■ Stated goal
The listing below should be printed exactly, every line of it. Skip the pictures.
⁂
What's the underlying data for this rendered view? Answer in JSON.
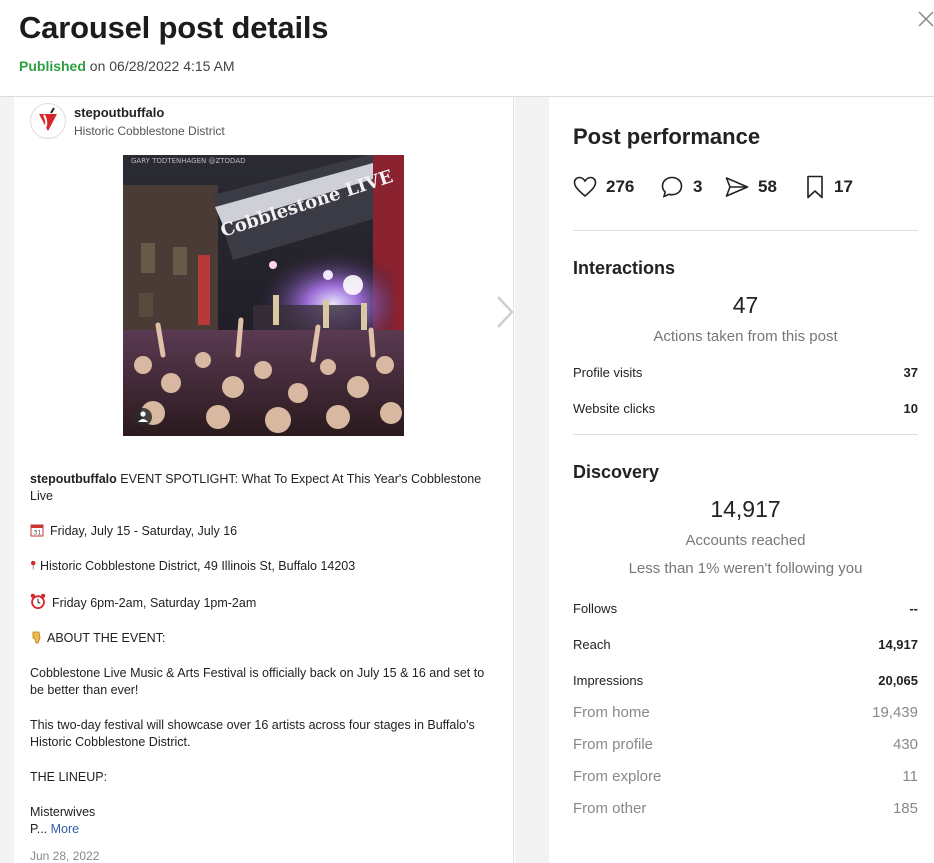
{
  "header": {
    "title": "Carousel post details",
    "status": "Published",
    "published_suffix": "on 06/28/2022 4:15 AM"
  },
  "post": {
    "username": "stepoutbuffalo",
    "location": "Historic Cobblestone District",
    "photo_text": {
      "credit": "GARY TODTENHAGEN @ZTODAD",
      "stage_sign": "Cobblestone LIVE"
    },
    "caption": {
      "username": "stepoutbuffalo",
      "intro": "EVENT SPOTLIGHT: What To Expect At This Year's Cobblestone Live",
      "date_line": "Friday, July 15 - Saturday, July 16",
      "location_line": "Historic Cobblestone District, 49 Illinois St, Buffalo 14203",
      "time_line": "Friday 6pm-2am, Saturday 1pm-2am",
      "about_heading": "ABOUT THE EVENT:",
      "para1": "Cobblestone Live Music & Arts Festival is officially back on July 15 & 16 and set to be better than ever!",
      "para2": "This two-day festival will showcase over 16 artists across four stages in Buffalo's Historic Cobblestone District.",
      "lineup_heading": "THE LINEUP:",
      "artist1": "Misterwives",
      "truncated": "P...",
      "more_label": "More"
    },
    "date": "Jun 28, 2022"
  },
  "performance": {
    "title": "Post performance",
    "stats": {
      "likes": "276",
      "comments": "3",
      "shares": "58",
      "saves": "17"
    },
    "interactions": {
      "title": "Interactions",
      "total": "47",
      "subtitle": "Actions taken from this post",
      "rows": [
        {
          "label": "Profile visits",
          "value": "37"
        },
        {
          "label": "Website clicks",
          "value": "10"
        }
      ]
    },
    "discovery": {
      "title": "Discovery",
      "total": "14,917",
      "subtitle": "Accounts reached",
      "note": "Less than 1% weren't following you",
      "rows": [
        {
          "label": "Follows",
          "value": "--"
        },
        {
          "label": "Reach",
          "value": "14,917"
        },
        {
          "label": "Impressions",
          "value": "20,065"
        }
      ],
      "sub_rows": [
        {
          "label": "From home",
          "value": "19,439"
        },
        {
          "label": "From profile",
          "value": "430"
        },
        {
          "label": "From explore",
          "value": "11"
        },
        {
          "label": "From other",
          "value": "185"
        }
      ]
    }
  },
  "colors": {
    "published_green": "#2ea043",
    "link_blue": "#2f5ca8",
    "muted_gray": "#888888",
    "brand_red": "#d6262c"
  },
  "icons": {
    "close": "close-icon",
    "carousel_next": "chevron-right-icon",
    "likes": "heart-icon",
    "comments": "comment-icon",
    "shares": "paper-plane-icon",
    "saves": "bookmark-icon",
    "calendar": "calendar-icon",
    "pin": "pin-icon",
    "alarm": "alarm-clock-icon",
    "pointing": "pointing-down-icon",
    "multi_user": "user-tag-icon"
  }
}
⁂
■ The response
What's the underlying data for this rendered view? Answer in JSON.
{
  "header": {
    "title": "Carousel post details",
    "status": "Published",
    "published_suffix": "on 06/28/2022 4:15 AM"
  },
  "post": {
    "username": "stepoutbuffalo",
    "location": "Historic Cobblestone District",
    "photo_text": {
      "credit": "GARY TODTENHAGEN @ZTODAD",
      "stage_sign": "Cobblestone LIVE"
    },
    "caption": {
      "username": "stepoutbuffalo",
      "intro": "EVENT SPOTLIGHT: What To Expect At This Year's Cobblestone Live",
      "date_line": "Friday, July 15 - Saturday, July 16",
      "location_line": "Historic Cobblestone District, 49 Illinois St, Buffalo 14203",
      "time_line": "Friday 6pm-2am, Saturday 1pm-2am",
      "about_heading": "ABOUT THE EVENT:",
      "para1": "Cobblestone Live Music & Arts Festival is officially back on July 15 & 16 and set to be better than ever!",
      "para2": "This two-day festival will showcase over 16 artists across four stages in Buffalo's Historic Cobblestone District.",
      "lineup_heading": "THE LINEUP:",
      "artist1": "Misterwives",
      "truncated": "P...",
      "more_label": "More"
    },
    "date": "Jun 28, 2022"
  },
  "performance": {
    "title": "Post performance",
    "stats": {
      "likes": "276",
      "comments": "3",
      "shares": "58",
      "saves": "17"
    },
    "interactions": {
      "title": "Interactions",
      "total": "47",
      "subtitle": "Actions taken from this post",
      "rows": [
        {
          "label": "Profile visits",
          "value": "37"
        },
        {
          "label": "Website clicks",
          "value": "10"
        }
      ]
    },
    "discovery": {
      "title": "Discovery",
      "total": "14,917",
      "subtitle": "Accounts reached",
      "note": "Less than 1% weren't following you",
      "rows": [
        {
          "label": "Follows",
          "value": "--"
        },
        {
          "label": "Reach",
          "value": "14,917"
        },
        {
          "label": "Impressions",
          "value": "20,065"
        }
      ],
      "sub_rows": [
        {
          "label": "From home",
          "value": "19,439"
        },
        {
          "label": "From profile",
          "value": "430"
        },
        {
          "label": "From explore",
          "value": "11"
        },
        {
          "label": "From other",
          "value": "185"
        }
      ]
    }
  },
  "colors": {
    "published_green": "#2ea043",
    "link_blue": "#2f5ca8",
    "muted_gray": "#888888",
    "brand_red": "#d6262c"
  },
  "icons": {
    "close": "close-icon",
    "carousel_next": "chevron-right-icon",
    "likes": "heart-icon",
    "comments": "comment-icon",
    "shares": "paper-plane-icon",
    "saves": "bookmark-icon",
    "calendar": "calendar-icon",
    "pin": "pin-icon",
    "alarm": "alarm-clock-icon",
    "pointing": "pointing-down-icon",
    "multi_user": "user-tag-icon"
  }
}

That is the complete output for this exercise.